• **Problem to solve**: What lines of the data include the string "screenshot"? Copy them all.

Source records

start

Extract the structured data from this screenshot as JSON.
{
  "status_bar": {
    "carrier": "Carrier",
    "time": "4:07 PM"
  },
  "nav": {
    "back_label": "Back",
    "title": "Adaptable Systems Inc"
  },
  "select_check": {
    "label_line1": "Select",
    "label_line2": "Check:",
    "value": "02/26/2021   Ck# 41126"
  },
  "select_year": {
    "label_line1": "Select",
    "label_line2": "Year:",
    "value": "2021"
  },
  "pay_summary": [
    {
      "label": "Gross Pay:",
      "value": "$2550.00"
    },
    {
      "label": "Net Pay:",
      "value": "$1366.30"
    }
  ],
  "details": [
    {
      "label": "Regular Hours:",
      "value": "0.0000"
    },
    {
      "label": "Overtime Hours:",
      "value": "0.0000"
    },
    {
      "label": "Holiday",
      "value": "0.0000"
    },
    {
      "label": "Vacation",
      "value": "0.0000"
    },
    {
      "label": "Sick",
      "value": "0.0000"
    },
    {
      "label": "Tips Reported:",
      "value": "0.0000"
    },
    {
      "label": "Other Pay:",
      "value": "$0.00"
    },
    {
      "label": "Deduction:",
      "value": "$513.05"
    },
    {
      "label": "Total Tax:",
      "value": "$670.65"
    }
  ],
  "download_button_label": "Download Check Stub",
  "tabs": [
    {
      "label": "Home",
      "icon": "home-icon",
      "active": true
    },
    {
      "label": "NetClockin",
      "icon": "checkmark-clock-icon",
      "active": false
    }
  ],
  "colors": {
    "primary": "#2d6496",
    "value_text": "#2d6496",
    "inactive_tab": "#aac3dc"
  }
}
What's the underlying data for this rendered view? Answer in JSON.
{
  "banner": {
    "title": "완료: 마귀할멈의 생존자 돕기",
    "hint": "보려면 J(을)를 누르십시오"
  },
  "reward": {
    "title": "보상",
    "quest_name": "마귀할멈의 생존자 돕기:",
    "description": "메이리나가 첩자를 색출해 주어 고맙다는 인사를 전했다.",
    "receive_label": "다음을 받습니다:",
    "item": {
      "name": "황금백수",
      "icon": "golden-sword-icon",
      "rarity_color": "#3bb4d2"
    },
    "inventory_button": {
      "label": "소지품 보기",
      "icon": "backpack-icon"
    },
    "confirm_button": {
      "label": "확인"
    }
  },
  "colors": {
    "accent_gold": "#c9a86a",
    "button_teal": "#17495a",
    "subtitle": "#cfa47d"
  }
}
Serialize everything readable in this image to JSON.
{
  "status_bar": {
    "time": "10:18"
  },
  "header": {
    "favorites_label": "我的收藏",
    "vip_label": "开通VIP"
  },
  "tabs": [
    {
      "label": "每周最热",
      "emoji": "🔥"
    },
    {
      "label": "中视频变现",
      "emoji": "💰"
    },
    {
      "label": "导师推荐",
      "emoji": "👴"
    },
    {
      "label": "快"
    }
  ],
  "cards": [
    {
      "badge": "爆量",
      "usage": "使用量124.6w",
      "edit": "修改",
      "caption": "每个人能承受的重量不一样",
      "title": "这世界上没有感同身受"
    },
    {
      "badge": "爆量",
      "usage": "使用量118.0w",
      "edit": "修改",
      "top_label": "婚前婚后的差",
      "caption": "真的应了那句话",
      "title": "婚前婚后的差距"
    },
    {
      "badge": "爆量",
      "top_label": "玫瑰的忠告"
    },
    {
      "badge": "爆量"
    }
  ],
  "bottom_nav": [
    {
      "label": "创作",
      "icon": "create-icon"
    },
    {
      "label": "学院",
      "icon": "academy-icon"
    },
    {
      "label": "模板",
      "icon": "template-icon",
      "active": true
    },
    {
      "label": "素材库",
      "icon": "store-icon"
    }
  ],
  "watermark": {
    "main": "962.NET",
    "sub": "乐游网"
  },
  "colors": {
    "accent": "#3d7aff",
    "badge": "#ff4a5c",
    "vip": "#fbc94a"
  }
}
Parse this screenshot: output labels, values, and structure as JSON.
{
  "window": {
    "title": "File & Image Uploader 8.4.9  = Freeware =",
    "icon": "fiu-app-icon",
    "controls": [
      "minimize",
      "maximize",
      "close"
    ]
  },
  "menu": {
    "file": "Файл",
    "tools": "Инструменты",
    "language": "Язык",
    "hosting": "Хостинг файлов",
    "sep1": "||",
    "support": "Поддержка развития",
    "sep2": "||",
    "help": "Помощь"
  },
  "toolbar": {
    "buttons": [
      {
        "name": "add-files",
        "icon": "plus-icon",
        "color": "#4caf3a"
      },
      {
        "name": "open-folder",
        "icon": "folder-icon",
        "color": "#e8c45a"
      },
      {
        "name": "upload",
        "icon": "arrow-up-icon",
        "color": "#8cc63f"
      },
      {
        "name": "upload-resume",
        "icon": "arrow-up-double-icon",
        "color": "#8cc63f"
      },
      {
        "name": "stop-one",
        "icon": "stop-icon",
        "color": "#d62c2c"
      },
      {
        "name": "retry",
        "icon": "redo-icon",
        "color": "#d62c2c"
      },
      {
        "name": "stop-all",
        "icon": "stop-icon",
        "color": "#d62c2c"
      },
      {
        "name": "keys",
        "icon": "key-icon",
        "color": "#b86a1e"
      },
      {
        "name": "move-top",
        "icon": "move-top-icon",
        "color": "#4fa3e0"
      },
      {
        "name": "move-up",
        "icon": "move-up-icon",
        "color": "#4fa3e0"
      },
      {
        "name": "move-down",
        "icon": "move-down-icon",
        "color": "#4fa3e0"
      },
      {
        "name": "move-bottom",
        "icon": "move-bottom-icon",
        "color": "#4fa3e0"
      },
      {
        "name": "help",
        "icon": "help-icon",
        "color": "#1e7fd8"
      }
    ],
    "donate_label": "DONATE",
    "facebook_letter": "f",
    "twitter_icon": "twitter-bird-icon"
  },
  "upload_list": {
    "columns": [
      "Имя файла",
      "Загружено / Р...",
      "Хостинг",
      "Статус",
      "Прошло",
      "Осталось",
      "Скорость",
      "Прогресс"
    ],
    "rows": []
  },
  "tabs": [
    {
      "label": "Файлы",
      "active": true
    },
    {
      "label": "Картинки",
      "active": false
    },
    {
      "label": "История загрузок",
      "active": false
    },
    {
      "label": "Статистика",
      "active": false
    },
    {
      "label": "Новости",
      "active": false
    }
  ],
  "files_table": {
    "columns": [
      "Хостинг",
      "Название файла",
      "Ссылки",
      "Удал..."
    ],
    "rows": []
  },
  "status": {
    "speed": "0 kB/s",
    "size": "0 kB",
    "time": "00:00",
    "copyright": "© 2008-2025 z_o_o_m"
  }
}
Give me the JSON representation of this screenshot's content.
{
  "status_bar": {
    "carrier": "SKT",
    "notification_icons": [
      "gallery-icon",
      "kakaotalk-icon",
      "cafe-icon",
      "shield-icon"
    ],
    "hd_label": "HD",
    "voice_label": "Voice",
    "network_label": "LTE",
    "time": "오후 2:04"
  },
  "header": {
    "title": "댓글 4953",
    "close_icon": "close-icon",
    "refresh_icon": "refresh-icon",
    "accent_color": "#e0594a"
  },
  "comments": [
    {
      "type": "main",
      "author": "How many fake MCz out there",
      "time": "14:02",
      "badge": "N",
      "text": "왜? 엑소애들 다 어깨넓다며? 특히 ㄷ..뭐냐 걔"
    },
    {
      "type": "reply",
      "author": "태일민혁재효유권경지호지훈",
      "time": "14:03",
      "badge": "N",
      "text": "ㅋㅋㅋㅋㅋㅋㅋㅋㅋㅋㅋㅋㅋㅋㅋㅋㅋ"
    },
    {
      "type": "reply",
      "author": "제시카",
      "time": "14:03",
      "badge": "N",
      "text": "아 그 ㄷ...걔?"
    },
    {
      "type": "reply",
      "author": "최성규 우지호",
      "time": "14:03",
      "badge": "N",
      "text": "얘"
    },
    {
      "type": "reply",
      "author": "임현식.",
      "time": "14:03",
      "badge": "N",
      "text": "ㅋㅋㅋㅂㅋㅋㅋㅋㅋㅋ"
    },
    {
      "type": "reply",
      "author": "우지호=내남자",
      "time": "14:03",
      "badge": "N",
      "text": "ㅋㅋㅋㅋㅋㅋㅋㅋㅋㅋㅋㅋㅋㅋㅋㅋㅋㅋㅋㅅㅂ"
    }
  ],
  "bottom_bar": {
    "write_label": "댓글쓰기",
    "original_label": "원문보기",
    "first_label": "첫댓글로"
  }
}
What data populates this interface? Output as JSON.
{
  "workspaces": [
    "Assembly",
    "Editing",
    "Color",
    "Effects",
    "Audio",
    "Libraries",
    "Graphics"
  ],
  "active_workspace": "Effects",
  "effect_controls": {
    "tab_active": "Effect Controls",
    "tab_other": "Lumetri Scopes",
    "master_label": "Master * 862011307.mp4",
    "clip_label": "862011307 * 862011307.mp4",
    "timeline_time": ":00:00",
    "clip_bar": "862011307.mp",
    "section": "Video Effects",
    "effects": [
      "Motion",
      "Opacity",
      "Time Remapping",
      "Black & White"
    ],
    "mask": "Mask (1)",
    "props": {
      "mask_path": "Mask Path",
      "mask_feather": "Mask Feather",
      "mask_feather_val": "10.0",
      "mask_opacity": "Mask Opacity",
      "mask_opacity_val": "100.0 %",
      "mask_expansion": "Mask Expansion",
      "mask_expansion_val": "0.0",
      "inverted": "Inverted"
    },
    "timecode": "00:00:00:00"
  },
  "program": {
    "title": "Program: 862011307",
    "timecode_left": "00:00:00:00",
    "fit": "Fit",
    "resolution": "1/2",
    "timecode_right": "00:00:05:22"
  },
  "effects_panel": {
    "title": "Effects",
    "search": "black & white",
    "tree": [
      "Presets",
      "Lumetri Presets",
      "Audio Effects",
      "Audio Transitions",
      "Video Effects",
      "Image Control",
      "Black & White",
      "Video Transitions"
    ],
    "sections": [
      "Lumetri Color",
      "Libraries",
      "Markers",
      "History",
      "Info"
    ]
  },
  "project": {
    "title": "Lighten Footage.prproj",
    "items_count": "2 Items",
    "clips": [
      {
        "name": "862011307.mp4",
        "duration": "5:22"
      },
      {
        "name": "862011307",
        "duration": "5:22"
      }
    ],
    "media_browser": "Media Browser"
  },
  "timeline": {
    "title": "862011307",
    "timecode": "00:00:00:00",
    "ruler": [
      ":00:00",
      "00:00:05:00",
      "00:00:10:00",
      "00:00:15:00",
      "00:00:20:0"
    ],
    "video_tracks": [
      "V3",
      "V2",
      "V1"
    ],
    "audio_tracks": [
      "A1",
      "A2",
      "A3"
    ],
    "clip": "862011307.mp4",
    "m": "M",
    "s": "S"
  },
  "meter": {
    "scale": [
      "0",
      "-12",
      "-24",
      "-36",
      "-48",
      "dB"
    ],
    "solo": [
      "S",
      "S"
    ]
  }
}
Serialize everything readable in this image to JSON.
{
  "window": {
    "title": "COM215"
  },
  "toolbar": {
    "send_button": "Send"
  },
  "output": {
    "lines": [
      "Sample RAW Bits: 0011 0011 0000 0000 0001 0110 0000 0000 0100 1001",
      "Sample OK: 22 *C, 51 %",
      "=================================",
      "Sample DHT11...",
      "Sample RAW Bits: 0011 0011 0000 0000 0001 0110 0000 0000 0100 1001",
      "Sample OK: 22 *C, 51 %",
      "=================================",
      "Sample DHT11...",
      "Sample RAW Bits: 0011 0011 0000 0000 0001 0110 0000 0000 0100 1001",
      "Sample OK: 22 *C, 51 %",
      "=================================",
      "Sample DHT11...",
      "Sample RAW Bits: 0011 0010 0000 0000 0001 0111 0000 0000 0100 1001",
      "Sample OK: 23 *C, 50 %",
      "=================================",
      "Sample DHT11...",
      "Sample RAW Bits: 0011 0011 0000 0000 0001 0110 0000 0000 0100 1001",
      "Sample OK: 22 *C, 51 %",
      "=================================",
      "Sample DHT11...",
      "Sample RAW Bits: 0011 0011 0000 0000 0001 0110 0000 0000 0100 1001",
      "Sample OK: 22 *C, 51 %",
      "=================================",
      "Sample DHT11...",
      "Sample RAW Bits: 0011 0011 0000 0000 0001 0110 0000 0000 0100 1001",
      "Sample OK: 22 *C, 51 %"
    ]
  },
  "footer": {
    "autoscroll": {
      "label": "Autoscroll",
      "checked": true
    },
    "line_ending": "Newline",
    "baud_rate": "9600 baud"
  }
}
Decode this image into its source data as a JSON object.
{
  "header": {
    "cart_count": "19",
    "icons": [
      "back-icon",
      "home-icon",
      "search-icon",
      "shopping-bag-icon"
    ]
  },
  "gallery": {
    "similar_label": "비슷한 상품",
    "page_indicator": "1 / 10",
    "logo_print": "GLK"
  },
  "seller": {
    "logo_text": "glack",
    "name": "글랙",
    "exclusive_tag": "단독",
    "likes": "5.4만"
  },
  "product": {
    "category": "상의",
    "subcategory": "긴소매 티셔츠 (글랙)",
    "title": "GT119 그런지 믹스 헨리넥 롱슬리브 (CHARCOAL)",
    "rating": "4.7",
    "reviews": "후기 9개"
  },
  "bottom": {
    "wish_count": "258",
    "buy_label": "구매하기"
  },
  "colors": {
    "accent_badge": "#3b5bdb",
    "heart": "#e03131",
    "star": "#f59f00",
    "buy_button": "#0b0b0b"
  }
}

end

• **Answer to this task**:
Extract the structured data from this screenshot as JSON.
Parse this screenshot: output labels, values, and structure as JSON.
Give me the JSON representation of this screenshot's content.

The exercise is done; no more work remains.